-- Start RECORDED DATA --
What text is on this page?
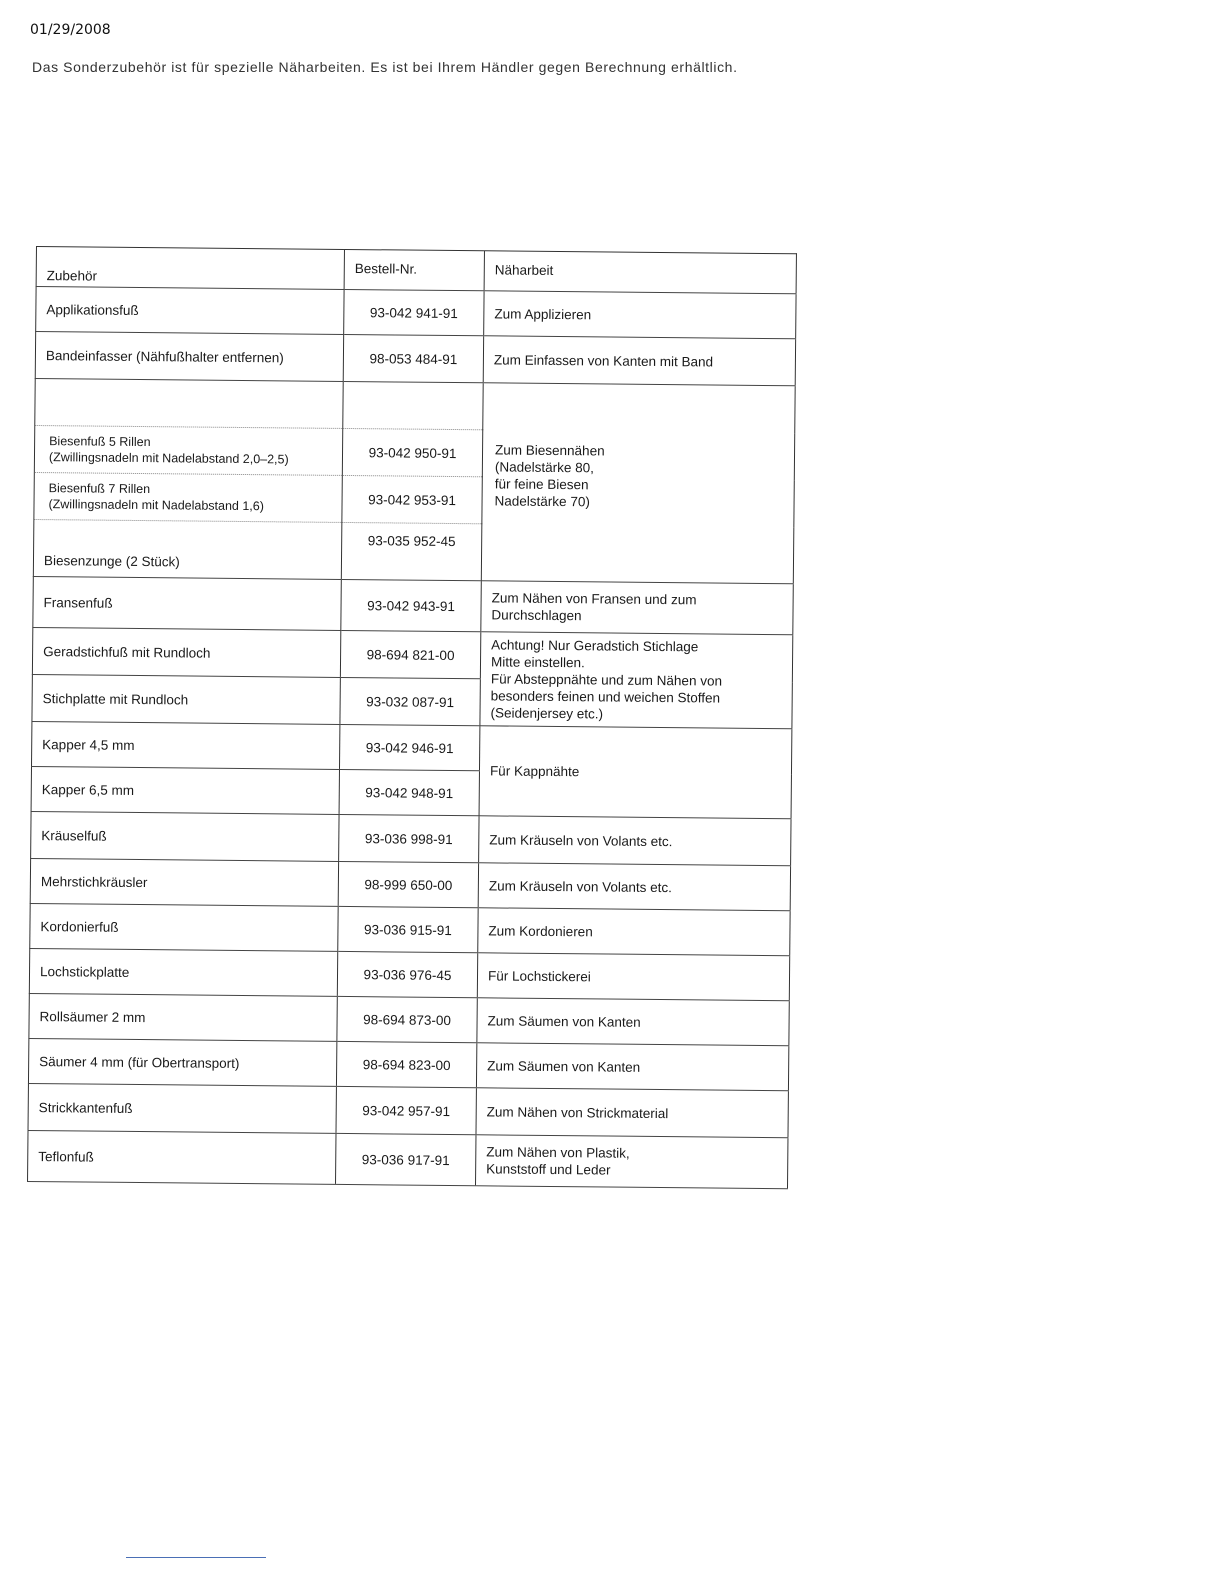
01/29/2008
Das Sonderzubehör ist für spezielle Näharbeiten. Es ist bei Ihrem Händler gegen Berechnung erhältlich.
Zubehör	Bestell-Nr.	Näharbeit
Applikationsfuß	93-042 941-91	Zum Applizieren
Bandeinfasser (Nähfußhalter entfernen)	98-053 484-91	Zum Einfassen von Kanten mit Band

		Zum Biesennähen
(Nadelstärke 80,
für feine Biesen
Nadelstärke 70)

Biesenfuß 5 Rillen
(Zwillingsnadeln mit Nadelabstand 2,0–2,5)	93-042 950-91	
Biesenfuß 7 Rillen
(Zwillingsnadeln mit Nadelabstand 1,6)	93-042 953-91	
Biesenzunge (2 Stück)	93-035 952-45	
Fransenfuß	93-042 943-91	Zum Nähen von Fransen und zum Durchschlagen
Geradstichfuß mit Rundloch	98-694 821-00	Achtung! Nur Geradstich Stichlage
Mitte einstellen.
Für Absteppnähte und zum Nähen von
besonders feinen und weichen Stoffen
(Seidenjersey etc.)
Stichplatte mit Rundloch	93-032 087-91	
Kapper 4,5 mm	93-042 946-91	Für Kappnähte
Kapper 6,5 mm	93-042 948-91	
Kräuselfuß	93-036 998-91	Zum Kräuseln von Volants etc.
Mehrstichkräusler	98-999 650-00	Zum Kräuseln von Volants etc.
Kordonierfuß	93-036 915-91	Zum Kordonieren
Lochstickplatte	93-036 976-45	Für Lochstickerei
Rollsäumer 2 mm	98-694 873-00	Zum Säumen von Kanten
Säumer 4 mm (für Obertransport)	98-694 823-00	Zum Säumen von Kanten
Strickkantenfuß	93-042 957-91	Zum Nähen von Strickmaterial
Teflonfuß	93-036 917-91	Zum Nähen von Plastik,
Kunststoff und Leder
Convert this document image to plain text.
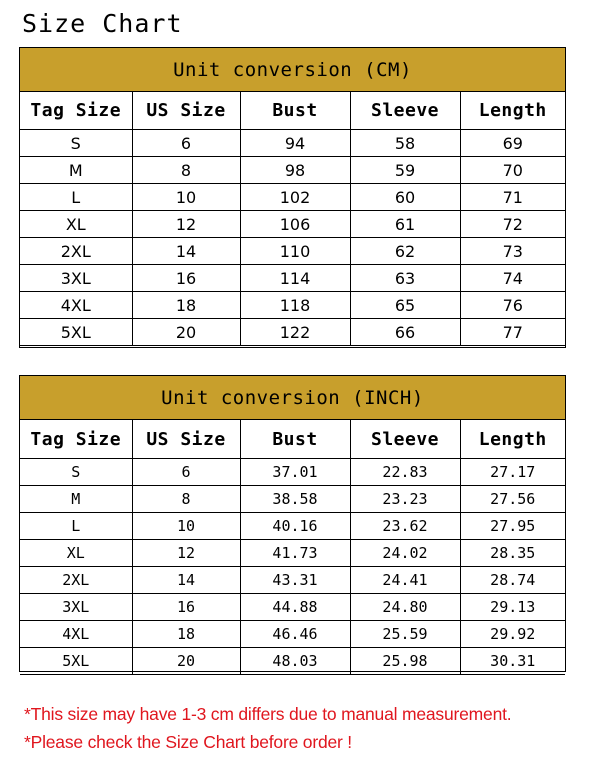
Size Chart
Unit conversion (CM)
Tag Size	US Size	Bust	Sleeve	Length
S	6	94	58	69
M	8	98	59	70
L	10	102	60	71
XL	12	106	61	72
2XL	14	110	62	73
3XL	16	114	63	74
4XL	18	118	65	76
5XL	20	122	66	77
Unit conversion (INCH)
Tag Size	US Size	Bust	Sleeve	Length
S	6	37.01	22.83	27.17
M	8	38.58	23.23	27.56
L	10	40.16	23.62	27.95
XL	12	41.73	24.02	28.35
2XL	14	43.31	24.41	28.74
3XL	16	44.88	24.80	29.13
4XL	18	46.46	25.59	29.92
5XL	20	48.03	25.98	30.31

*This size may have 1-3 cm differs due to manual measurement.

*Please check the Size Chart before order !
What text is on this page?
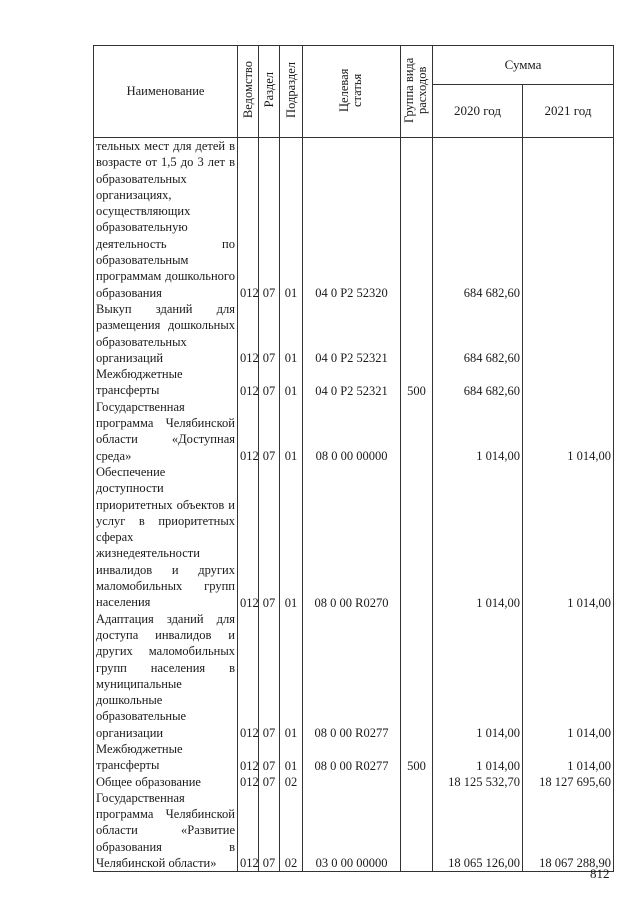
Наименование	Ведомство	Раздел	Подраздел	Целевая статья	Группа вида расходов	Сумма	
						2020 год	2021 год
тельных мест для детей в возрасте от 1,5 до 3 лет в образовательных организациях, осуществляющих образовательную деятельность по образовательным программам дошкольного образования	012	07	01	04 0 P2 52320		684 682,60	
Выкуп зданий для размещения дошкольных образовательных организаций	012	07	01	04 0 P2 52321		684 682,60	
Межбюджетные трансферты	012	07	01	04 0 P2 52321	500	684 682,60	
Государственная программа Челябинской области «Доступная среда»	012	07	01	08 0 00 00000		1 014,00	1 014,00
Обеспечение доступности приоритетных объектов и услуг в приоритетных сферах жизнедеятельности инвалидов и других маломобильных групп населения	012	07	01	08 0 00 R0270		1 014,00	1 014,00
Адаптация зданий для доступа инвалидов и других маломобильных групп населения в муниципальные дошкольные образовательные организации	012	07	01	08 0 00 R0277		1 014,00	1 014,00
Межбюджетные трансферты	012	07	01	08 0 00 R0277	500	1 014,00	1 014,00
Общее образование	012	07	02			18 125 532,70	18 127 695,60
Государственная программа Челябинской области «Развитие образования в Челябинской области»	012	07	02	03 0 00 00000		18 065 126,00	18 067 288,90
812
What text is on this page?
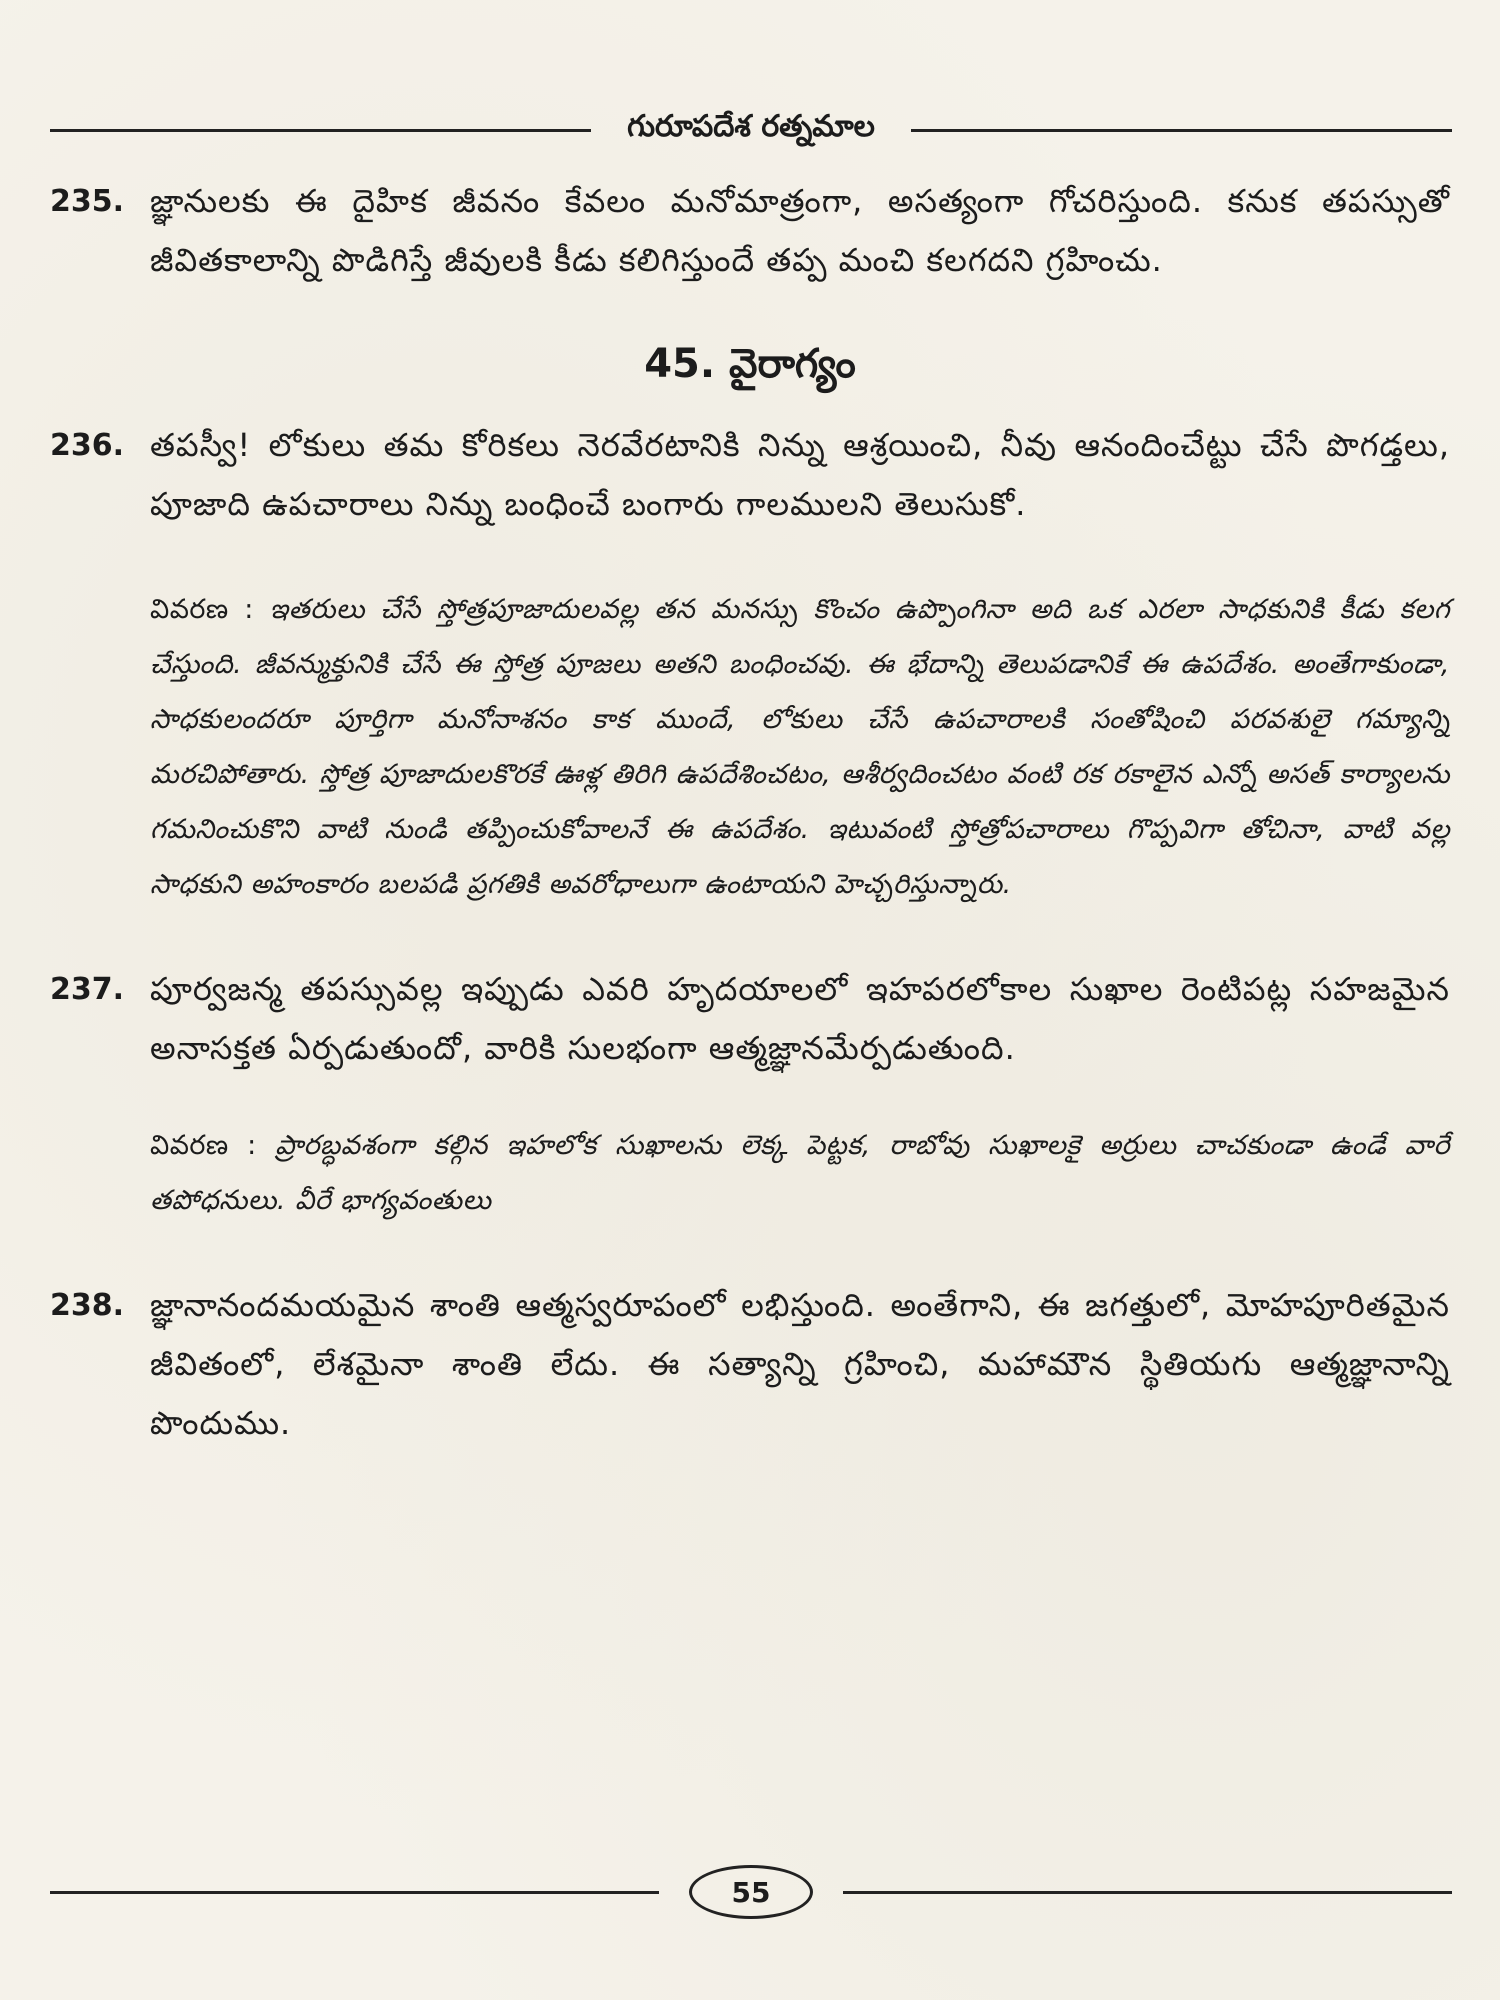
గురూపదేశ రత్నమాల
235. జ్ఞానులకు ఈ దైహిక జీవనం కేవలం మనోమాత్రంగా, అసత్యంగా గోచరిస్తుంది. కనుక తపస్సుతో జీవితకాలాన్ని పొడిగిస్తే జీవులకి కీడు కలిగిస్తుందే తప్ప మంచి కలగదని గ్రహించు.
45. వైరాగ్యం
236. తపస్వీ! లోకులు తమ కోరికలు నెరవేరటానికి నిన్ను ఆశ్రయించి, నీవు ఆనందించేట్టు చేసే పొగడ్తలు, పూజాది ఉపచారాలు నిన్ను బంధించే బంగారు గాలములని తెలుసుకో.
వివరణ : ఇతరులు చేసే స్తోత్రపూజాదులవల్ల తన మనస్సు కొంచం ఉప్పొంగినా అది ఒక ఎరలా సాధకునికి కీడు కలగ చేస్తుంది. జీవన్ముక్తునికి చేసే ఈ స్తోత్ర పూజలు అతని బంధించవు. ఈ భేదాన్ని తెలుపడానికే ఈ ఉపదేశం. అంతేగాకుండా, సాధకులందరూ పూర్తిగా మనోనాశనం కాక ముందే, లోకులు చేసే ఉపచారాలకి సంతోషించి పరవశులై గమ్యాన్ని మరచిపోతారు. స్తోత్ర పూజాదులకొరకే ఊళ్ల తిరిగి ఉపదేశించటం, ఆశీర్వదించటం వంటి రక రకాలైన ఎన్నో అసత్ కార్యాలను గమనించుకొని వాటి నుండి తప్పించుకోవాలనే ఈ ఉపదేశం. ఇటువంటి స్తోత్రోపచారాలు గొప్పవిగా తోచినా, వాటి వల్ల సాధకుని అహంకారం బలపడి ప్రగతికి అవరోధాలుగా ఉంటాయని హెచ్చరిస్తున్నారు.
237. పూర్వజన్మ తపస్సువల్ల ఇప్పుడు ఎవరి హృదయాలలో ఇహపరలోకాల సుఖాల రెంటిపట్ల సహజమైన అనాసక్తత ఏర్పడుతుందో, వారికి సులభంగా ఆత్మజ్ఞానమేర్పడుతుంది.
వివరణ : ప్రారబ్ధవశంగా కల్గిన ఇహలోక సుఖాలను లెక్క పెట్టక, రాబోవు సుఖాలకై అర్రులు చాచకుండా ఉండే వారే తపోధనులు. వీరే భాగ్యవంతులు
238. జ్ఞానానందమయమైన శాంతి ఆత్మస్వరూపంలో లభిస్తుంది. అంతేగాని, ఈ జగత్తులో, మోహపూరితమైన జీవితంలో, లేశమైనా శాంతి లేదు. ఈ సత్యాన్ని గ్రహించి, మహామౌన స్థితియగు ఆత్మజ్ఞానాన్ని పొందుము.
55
-- End RECORDED DATA --
| TASK TO COMPLETE |
List the lines of the entries that include "Kräuseln".

| REPLY |
Kräuselfuß	93-036 998-91	Zum Kräuseln von Volants etc.
Mehrstichkräusler	98-999 650-00	Zum Kräuseln von Volants etc.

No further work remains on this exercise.